THE PROBLEM:
Please copy the data below line for line, changing nothing.

SUPPLIED DATA:
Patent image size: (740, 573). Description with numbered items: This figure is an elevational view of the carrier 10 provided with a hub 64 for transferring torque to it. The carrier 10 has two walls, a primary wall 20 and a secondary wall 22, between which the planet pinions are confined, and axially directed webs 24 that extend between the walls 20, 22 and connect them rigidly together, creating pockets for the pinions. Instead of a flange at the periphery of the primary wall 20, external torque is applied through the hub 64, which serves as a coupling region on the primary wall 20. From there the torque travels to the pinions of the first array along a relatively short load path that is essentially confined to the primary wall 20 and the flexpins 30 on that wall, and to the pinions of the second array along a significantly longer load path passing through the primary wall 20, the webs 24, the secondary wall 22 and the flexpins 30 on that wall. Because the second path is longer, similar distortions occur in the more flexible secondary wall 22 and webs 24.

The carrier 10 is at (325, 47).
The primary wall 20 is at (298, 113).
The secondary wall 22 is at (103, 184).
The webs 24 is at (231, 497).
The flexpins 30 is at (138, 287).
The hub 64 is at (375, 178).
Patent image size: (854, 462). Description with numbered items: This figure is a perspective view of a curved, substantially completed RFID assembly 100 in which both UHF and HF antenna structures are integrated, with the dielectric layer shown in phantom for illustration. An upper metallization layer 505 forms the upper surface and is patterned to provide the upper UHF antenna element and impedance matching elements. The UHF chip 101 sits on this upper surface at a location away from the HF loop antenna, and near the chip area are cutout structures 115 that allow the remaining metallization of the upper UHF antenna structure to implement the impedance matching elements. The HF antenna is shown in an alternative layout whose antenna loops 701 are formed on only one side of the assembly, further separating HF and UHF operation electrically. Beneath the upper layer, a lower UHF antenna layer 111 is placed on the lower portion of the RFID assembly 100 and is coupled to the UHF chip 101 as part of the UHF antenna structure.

OUTPUT BELOW:
Patent image size: (740, 573). Description with numbered items: This figure is an elevational view of the carrier 10 provided with a hub 64 for transferring torque to it. The carrier 10 has two walls, a primary wall 20 and a secondary wall 22, between which the planet pinions are confined, and axially directed webs 24 that extend between the walls 20, 22 and connect them rigidly together, creating pockets for the pinions. Instead of a flange at the periphery of the primary wall 20, external torque is applied through the hub 64, which serves as a coupling region on the primary wall 20. From there the torque travels to the pinions of the first array along a relatively short load path that is essentially confined to the primary wall 20 and the flexpins 30 on that wall, and to the pinions of the second array along a significantly longer load path passing through the primary wall 20, the webs 24, the secondary wall 22 and the flexpins 30 on that wall. Because the second path is longer, similar distortions occur in the more flexible secondary wall 22 and webs 24.

The carrier 10 is at (325, 47).
The primary wall 20 is at (298, 113).
The secondary wall 22 is at (103, 184).
The webs 24 is at (231, 497).
The flexpins 30 is at (138, 287).
The hub 64 is at (375, 178).
Patent image size: (854, 462). Description with numbered items: This figure is a perspective view of a curved, substantially completed RFID assembly 100 in which both UHF and HF antenna structures are integrated, with the dielectric layer shown in phantom for illustration. An upper metallization layer 505 forms the upper surface and is patterned to provide the upper UHF antenna element and impedance matching elements. The UHF chip 101 sits on this upper surface at a location away from the HF loop antenna, and near the chip area are cutout structures 115 that allow the remaining metallization of the upper UHF antenna structure to implement the impedance matching elements. The HF antenna is shown in an alternative layout whose antenna loops 701 are formed on only one side of the assembly, further separating HF and UHF operation electrically. Beneath the upper layer, a lower UHF antenna layer 111 is placed on the lower portion of the RFID assembly 100 and is coupled to the UHF chip 101 as part of the UHF antenna structure.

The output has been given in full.